--- begin ---

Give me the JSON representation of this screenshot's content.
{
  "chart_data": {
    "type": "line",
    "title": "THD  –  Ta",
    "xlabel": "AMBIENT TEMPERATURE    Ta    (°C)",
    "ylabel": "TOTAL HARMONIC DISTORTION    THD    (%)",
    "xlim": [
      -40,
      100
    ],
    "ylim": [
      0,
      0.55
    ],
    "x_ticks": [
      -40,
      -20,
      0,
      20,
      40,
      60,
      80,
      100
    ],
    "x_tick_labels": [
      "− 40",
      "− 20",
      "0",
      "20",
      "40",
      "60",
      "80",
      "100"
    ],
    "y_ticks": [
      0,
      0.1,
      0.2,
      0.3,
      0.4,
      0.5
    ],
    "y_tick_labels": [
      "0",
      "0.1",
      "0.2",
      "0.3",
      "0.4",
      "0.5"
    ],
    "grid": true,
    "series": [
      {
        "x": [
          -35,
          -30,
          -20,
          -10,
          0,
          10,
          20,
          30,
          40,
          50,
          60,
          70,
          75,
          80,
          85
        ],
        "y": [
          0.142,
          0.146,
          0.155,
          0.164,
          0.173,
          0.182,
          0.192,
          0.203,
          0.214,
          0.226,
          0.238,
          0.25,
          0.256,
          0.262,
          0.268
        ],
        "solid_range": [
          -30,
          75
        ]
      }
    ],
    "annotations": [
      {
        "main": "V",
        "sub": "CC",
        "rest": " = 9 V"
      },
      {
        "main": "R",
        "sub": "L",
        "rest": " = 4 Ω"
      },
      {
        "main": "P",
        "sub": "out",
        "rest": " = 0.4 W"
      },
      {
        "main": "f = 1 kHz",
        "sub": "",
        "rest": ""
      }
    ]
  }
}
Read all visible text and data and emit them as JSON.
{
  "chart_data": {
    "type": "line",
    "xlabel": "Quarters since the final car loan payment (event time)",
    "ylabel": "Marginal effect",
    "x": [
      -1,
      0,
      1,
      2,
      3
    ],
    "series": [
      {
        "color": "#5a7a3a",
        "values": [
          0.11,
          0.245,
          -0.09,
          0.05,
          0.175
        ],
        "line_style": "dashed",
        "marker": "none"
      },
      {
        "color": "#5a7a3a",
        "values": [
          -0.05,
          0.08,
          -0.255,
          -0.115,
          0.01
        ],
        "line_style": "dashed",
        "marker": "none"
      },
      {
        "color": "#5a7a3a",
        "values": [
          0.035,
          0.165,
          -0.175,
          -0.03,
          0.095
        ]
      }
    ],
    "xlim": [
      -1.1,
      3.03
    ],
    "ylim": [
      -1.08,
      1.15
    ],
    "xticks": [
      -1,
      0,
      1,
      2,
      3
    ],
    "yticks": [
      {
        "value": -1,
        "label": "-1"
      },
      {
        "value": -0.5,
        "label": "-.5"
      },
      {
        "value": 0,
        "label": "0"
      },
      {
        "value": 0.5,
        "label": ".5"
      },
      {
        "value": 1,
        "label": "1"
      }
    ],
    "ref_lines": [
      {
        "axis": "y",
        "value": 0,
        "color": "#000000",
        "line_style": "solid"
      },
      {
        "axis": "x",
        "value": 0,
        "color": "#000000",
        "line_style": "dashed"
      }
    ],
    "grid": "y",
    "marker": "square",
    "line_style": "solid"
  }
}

--- end ---

Written task:
Copy every line above that holds the word "xlabel".

Task answer:
    "xlabel": "AMBIENT TEMPERATURE    Ta    (°C)",
    "xlabel": "Quarters since the final car loan payment (event time)",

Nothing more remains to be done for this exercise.